■ Stated problem ■
Word for word, print each line of the listing below; pictures stay out.

■ Information supplied ■
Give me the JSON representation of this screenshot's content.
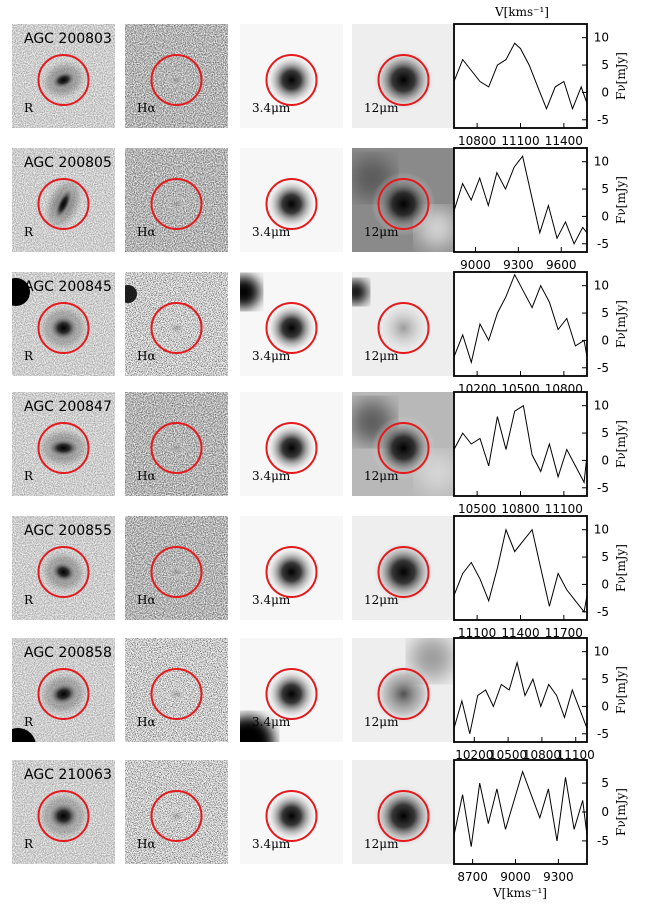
{
  "figure": {
    "top_axis_label": "V[kms⁻¹]",
    "bottom_axis_label": "V[kms⁻¹]",
    "flux_label": "Fν[mJy]",
    "band_labels": [
      "R",
      "Hα",
      "3.4μm",
      "12μm"
    ],
    "aperture_color": "#e41a1c"
  },
  "chart_data": [
    {
      "type": "line",
      "name": "AGC 200803",
      "xticks": [
        10800,
        11100,
        11400
      ],
      "xlim": [
        10640,
        11560
      ],
      "yticks": [
        10,
        5,
        0,
        -5
      ],
      "ylim": [
        -6.5,
        12.5
      ],
      "x": [
        10640,
        10700,
        10760,
        10820,
        10880,
        10940,
        11000,
        11060,
        11100,
        11160,
        11220,
        11280,
        11340,
        11400,
        11460,
        11520,
        11560
      ],
      "values": [
        2,
        6,
        4,
        2,
        1,
        5,
        6,
        9,
        8,
        5,
        1,
        -3,
        1,
        2,
        -3,
        1,
        -2
      ]
    },
    {
      "type": "line",
      "name": "AGC 200805",
      "xticks": [
        9000,
        9300,
        9600
      ],
      "xlim": [
        8850,
        9780
      ],
      "yticks": [
        10,
        5,
        0,
        -5
      ],
      "ylim": [
        -6.5,
        12.5
      ],
      "x": [
        8850,
        8910,
        8970,
        9030,
        9090,
        9150,
        9210,
        9270,
        9330,
        9390,
        9450,
        9510,
        9570,
        9630,
        9690,
        9750,
        9780
      ],
      "values": [
        1,
        6,
        3,
        7,
        2,
        8,
        5,
        9,
        11,
        4,
        -3,
        2,
        -4,
        -1,
        -5,
        -2,
        -3
      ]
    },
    {
      "type": "line",
      "name": "AGC 200845",
      "xticks": [
        10200,
        10500,
        10800
      ],
      "xlim": [
        10040,
        10960
      ],
      "yticks": [
        10,
        5,
        0,
        -5
      ],
      "ylim": [
        -6.5,
        12.5
      ],
      "x": [
        10040,
        10100,
        10160,
        10220,
        10280,
        10340,
        10400,
        10460,
        10520,
        10580,
        10640,
        10700,
        10760,
        10820,
        10880,
        10940,
        10960
      ],
      "values": [
        -3,
        1,
        -4,
        3,
        0,
        5,
        8,
        12,
        9,
        6,
        10,
        7,
        2,
        4,
        -1,
        0,
        -3
      ]
    },
    {
      "type": "line",
      "name": "AGC 200847",
      "xticks": [
        10500,
        10800,
        11100
      ],
      "xlim": [
        10340,
        11260
      ],
      "yticks": [
        10,
        5,
        0,
        -5
      ],
      "ylim": [
        -6.5,
        12.5
      ],
      "x": [
        10340,
        10400,
        10460,
        10520,
        10580,
        10640,
        10700,
        10760,
        10820,
        10880,
        10940,
        11000,
        11060,
        11120,
        11180,
        11240,
        11260
      ],
      "values": [
        2,
        5,
        3,
        4,
        -1,
        8,
        2,
        9,
        10,
        1,
        -2,
        3,
        -3,
        2,
        -1,
        -4,
        1
      ]
    },
    {
      "type": "line",
      "name": "AGC 200855",
      "xticks": [
        11100,
        11400,
        11700
      ],
      "xlim": [
        10940,
        11860
      ],
      "yticks": [
        10,
        5,
        0,
        -5
      ],
      "ylim": [
        -6.5,
        12.5
      ],
      "x": [
        10940,
        11000,
        11060,
        11120,
        11180,
        11240,
        11300,
        11360,
        11420,
        11480,
        11540,
        11600,
        11660,
        11720,
        11780,
        11840,
        11860
      ],
      "values": [
        -2,
        2,
        4,
        1,
        -3,
        3,
        10,
        6,
        8,
        10,
        3,
        -4,
        2,
        -1,
        -3,
        -5,
        -2
      ]
    },
    {
      "type": "line",
      "name": "AGC 200858",
      "xticks": [
        10200,
        10500,
        10800,
        11100
      ],
      "xlim": [
        10020,
        11200
      ],
      "yticks": [
        10,
        5,
        0,
        -5
      ],
      "ylim": [
        -6.5,
        12.5
      ],
      "x": [
        10020,
        10090,
        10160,
        10230,
        10300,
        10370,
        10440,
        10510,
        10580,
        10650,
        10720,
        10790,
        10860,
        10930,
        11000,
        11070,
        11200
      ],
      "values": [
        -4,
        1,
        -5,
        2,
        3,
        0,
        4,
        3,
        8,
        2,
        5,
        0,
        4,
        2,
        -2,
        3,
        -4
      ]
    },
    {
      "type": "line",
      "name": "AGC 210063",
      "xticks": [
        8700,
        9000,
        9300
      ],
      "xlim": [
        8570,
        9500
      ],
      "yticks": [
        5,
        0,
        -5
      ],
      "ylim": [
        -9,
        9
      ],
      "x": [
        8570,
        8630,
        8690,
        8750,
        8810,
        8870,
        8930,
        8990,
        9050,
        9110,
        9170,
        9230,
        9290,
        9350,
        9410,
        9470,
        9500
      ],
      "values": [
        -4,
        3,
        -6,
        5,
        -2,
        4,
        -3,
        2,
        7,
        3,
        -1,
        4,
        -5,
        6,
        -3,
        2,
        -4
      ]
    }
  ],
  "rows": [
    {
      "name": "AGC 200803"
    },
    {
      "name": "AGC 200805"
    },
    {
      "name": "AGC 200845"
    },
    {
      "name": "AGC 200847"
    },
    {
      "name": "AGC 200855"
    },
    {
      "name": "AGC 200858"
    },
    {
      "name": "AGC 210063"
    }
  ]
}
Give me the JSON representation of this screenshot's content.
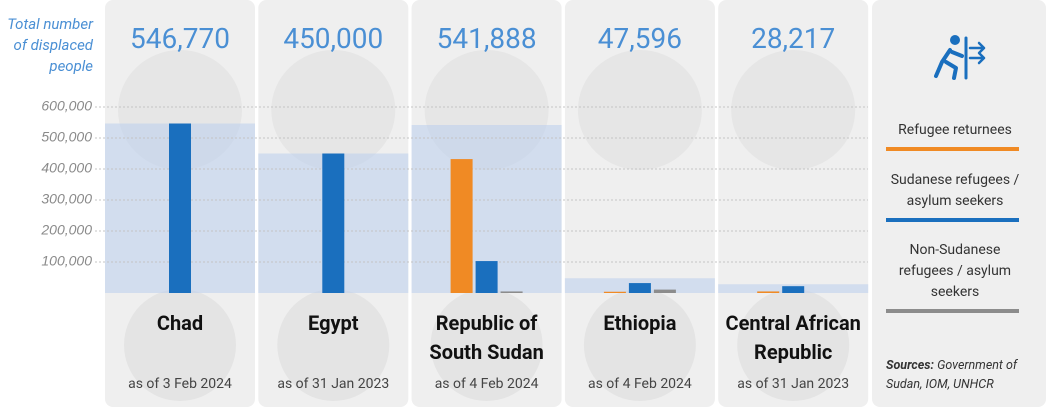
{
  "chart_data": {
    "type": "bar",
    "title": "Total number of displaced people",
    "categories": [
      "Chad",
      "Egypt",
      "Republic of South Sudan",
      "Ethiopia",
      "Central African Republic"
    ],
    "dates": [
      "as of 3 Feb 2024",
      "as of 31 Jan 2023",
      "as of 4 Feb 2024",
      "as of 4 Feb 2024",
      "as of 31 Jan 2023"
    ],
    "totals": {
      "values": [
        546770,
        450000,
        541888,
        47596,
        28217
      ],
      "value_labels": [
        "546,770",
        "450,000",
        "541,888",
        "47,596",
        "28,217"
      ],
      "color": "#b9cdec"
    },
    "series": [
      {
        "name": "Refugee returnees",
        "color": "#f08a24",
        "values": [
          null,
          null,
          432000,
          4000,
          5000
        ]
      },
      {
        "name": "Sudanese refugees / asylum seekers",
        "color": "#1a6fbe",
        "values": [
          546770,
          450000,
          103000,
          32000,
          22000
        ]
      },
      {
        "name": "Non-Sudanese refugees / asylum seekers",
        "color": "#8c8c8c",
        "values": [
          null,
          null,
          5000,
          11000,
          null
        ]
      }
    ],
    "ylim": [
      0,
      600000
    ],
    "yticks": [
      {
        "value": 100000,
        "label": "100,000"
      },
      {
        "value": 200000,
        "label": "200,000"
      },
      {
        "value": 300000,
        "label": "300,000"
      },
      {
        "value": 400000,
        "label": "400,000"
      },
      {
        "value": 500000,
        "label": "500,000"
      },
      {
        "value": 600000,
        "label": "600,000"
      }
    ],
    "grid": true,
    "sources_label": "Sources:",
    "sources_text": "Government of Sudan, IOM, UNHCR"
  }
}
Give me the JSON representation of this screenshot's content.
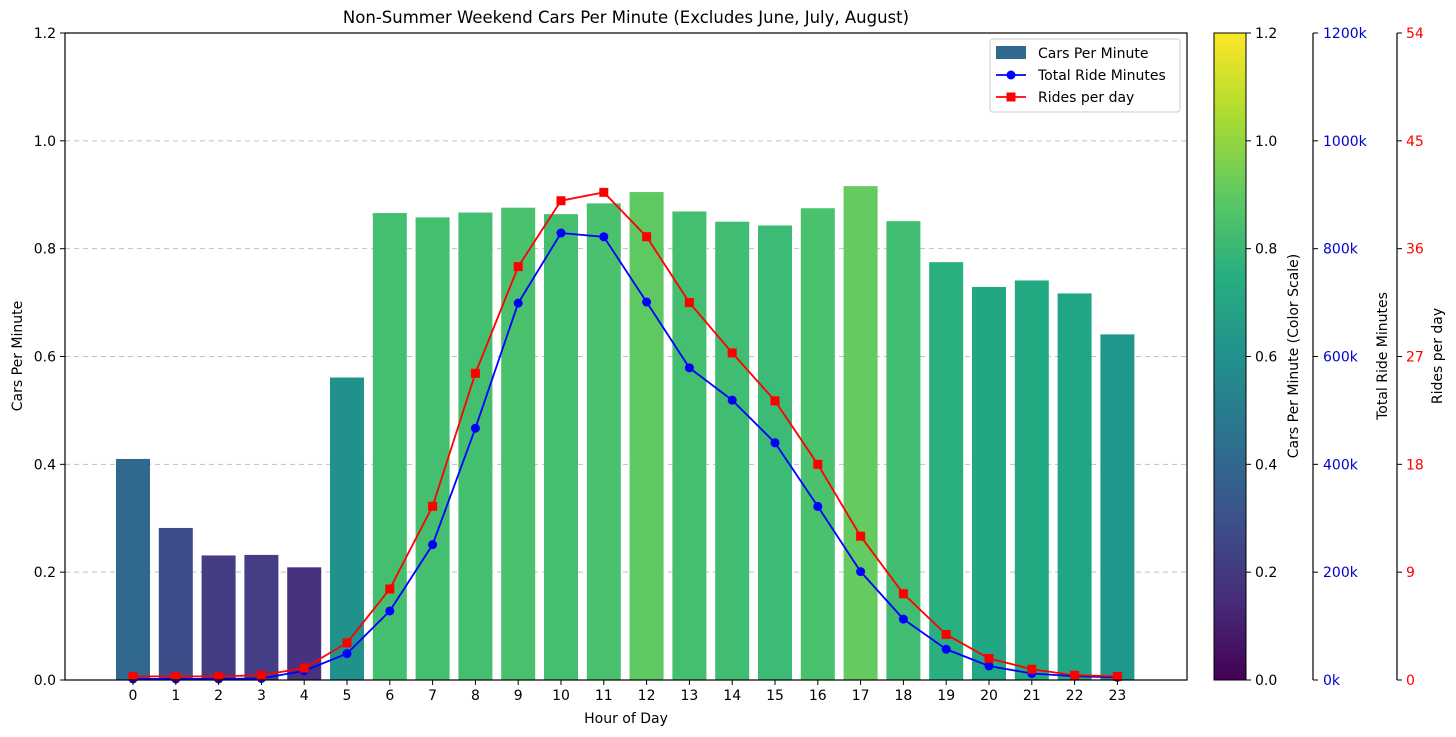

■ Problem solution ■
Give me the JSON representation of this screenshot's content.
{
  "figure": {
    "top_axis_label": "V[kms⁻¹]",
    "bottom_axis_label": "V[kms⁻¹]",
    "flux_label": "Fν[mJy]",
    "band_labels": [
      "R",
      "Hα",
      "3.4μm",
      "12μm"
    ],
    "aperture_color": "#e41a1c"
  },
  "chart_data": [
    {
      "type": "line",
      "name": "AGC 200803",
      "xticks": [
        10800,
        11100,
        11400
      ],
      "xlim": [
        10640,
        11560
      ],
      "yticks": [
        10,
        5,
        0,
        -5
      ],
      "ylim": [
        -6.5,
        12.5
      ],
      "x": [
        10640,
        10700,
        10760,
        10820,
        10880,
        10940,
        11000,
        11060,
        11100,
        11160,
        11220,
        11280,
        11340,
        11400,
        11460,
        11520,
        11560
      ],
      "values": [
        2,
        6,
        4,
        2,
        1,
        5,
        6,
        9,
        8,
        5,
        1,
        -3,
        1,
        2,
        -3,
        1,
        -2
      ]
    },
    {
      "type": "line",
      "name": "AGC 200805",
      "xticks": [
        9000,
        9300,
        9600
      ],
      "xlim": [
        8850,
        9780
      ],
      "yticks": [
        10,
        5,
        0,
        -5
      ],
      "ylim": [
        -6.5,
        12.5
      ],
      "x": [
        8850,
        8910,
        8970,
        9030,
        9090,
        9150,
        9210,
        9270,
        9330,
        9390,
        9450,
        9510,
        9570,
        9630,
        9690,
        9750,
        9780
      ],
      "values": [
        1,
        6,
        3,
        7,
        2,
        8,
        5,
        9,
        11,
        4,
        -3,
        2,
        -4,
        -1,
        -5,
        -2,
        -3
      ]
    },
    {
      "type": "line",
      "name": "AGC 200845",
      "xticks": [
        10200,
        10500,
        10800
      ],
      "xlim": [
        10040,
        10960
      ],
      "yticks": [
        10,
        5,
        0,
        -5
      ],
      "ylim": [
        -6.5,
        12.5
      ],
      "x": [
        10040,
        10100,
        10160,
        10220,
        10280,
        10340,
        10400,
        10460,
        10520,
        10580,
        10640,
        10700,
        10760,
        10820,
        10880,
        10940,
        10960
      ],
      "values": [
        -3,
        1,
        -4,
        3,
        0,
        5,
        8,
        12,
        9,
        6,
        10,
        7,
        2,
        4,
        -1,
        0,
        -3
      ]
    },
    {
      "type": "line",
      "name": "AGC 200847",
      "xticks": [
        10500,
        10800,
        11100
      ],
      "xlim": [
        10340,
        11260
      ],
      "yticks": [
        10,
        5,
        0,
        -5
      ],
      "ylim": [
        -6.5,
        12.5
      ],
      "x": [
        10340,
        10400,
        10460,
        10520,
        10580,
        10640,
        10700,
        10760,
        10820,
        10880,
        10940,
        11000,
        11060,
        11120,
        11180,
        11240,
        11260
      ],
      "values": [
        2,
        5,
        3,
        4,
        -1,
        8,
        2,
        9,
        10,
        1,
        -2,
        3,
        -3,
        2,
        -1,
        -4,
        1
      ]
    },
    {
      "type": "line",
      "name": "AGC 200855",
      "xticks": [
        11100,
        11400,
        11700
      ],
      "xlim": [
        10940,
        11860
      ],
      "yticks": [
        10,
        5,
        0,
        -5
      ],
      "ylim": [
        -6.5,
        12.5
      ],
      "x": [
        10940,
        11000,
        11060,
        11120,
        11180,
        11240,
        11300,
        11360,
        11420,
        11480,
        11540,
        11600,
        11660,
        11720,
        11780,
        11840,
        11860
      ],
      "values": [
        -2,
        2,
        4,
        1,
        -3,
        3,
        10,
        6,
        8,
        10,
        3,
        -4,
        2,
        -1,
        -3,
        -5,
        -2
      ]
    },
    {
      "type": "line",
      "name": "AGC 200858",
      "xticks": [
        10200,
        10500,
        10800,
        11100
      ],
      "xlim": [
        10020,
        11200
      ],
      "yticks": [
        10,
        5,
        0,
        -5
      ],
      "ylim": [
        -6.5,
        12.5
      ],
      "x": [
        10020,
        10090,
        10160,
        10230,
        10300,
        10370,
        10440,
        10510,
        10580,
        10650,
        10720,
        10790,
        10860,
        10930,
        11000,
        11070,
        11200
      ],
      "values": [
        -4,
        1,
        -5,
        2,
        3,
        0,
        4,
        3,
        8,
        2,
        5,
        0,
        4,
        2,
        -2,
        3,
        -4
      ]
    },
    {
      "type": "line",
      "name": "AGC 210063",
      "xticks": [
        8700,
        9000,
        9300
      ],
      "xlim": [
        8570,
        9500
      ],
      "yticks": [
        5,
        0,
        -5
      ],
      "ylim": [
        -9,
        9
      ],
      "x": [
        8570,
        8630,
        8690,
        8750,
        8810,
        8870,
        8930,
        8990,
        9050,
        9110,
        9170,
        9230,
        9290,
        9350,
        9410,
        9470,
        9500
      ],
      "values": [
        -4,
        3,
        -6,
        5,
        -2,
        4,
        -3,
        2,
        7,
        3,
        -1,
        4,
        -5,
        6,
        -3,
        2,
        -4
      ]
    }
  ],
  "rows": [
    {
      "name": "AGC 200803"
    },
    {
      "name": "AGC 200805"
    },
    {
      "name": "AGC 200845"
    },
    {
      "name": "AGC 200847"
    },
    {
      "name": "AGC 200855"
    },
    {
      "name": "AGC 200858"
    },
    {
      "name": "AGC 210063"
    }
  ]
}
Give me the JSON representation of this screenshot's content.
{
  "chart_data": {
    "type": "bar",
    "title": "Total number of displaced people",
    "categories": [
      "Chad",
      "Egypt",
      "Republic of South Sudan",
      "Ethiopia",
      "Central African Republic"
    ],
    "dates": [
      "as of 3 Feb 2024",
      "as of 31 Jan 2023",
      "as of 4 Feb 2024",
      "as of 4 Feb 2024",
      "as of 31 Jan 2023"
    ],
    "totals": {
      "values": [
        546770,
        450000,
        541888,
        47596,
        28217
      ],
      "value_labels": [
        "546,770",
        "450,000",
        "541,888",
        "47,596",
        "28,217"
      ],
      "color": "#b9cdec"
    },
    "series": [
      {
        "name": "Refugee returnees",
        "color": "#f08a24",
        "values": [
          null,
          null,
          432000,
          4000,
          5000
        ]
      },
      {
        "name": "Sudanese refugees / asylum seekers",
        "color": "#1a6fbe",
        "values": [
          546770,
          450000,
          103000,
          32000,
          22000
        ]
      },
      {
        "name": "Non-Sudanese refugees / asylum seekers",
        "color": "#8c8c8c",
        "values": [
          null,
          null,
          5000,
          11000,
          null
        ]
      }
    ],
    "ylim": [
      0,
      600000
    ],
    "yticks": [
      {
        "value": 100000,
        "label": "100,000"
      },
      {
        "value": 200000,
        "label": "200,000"
      },
      {
        "value": 300000,
        "label": "300,000"
      },
      {
        "value": 400000,
        "label": "400,000"
      },
      {
        "value": 500000,
        "label": "500,000"
      },
      {
        "value": 600000,
        "label": "600,000"
      }
    ],
    "grid": true,
    "sources_label": "Sources:",
    "sources_text": "Government of Sudan, IOM, UNHCR"
  }
}
Give me the JSON representation of this screenshot's content.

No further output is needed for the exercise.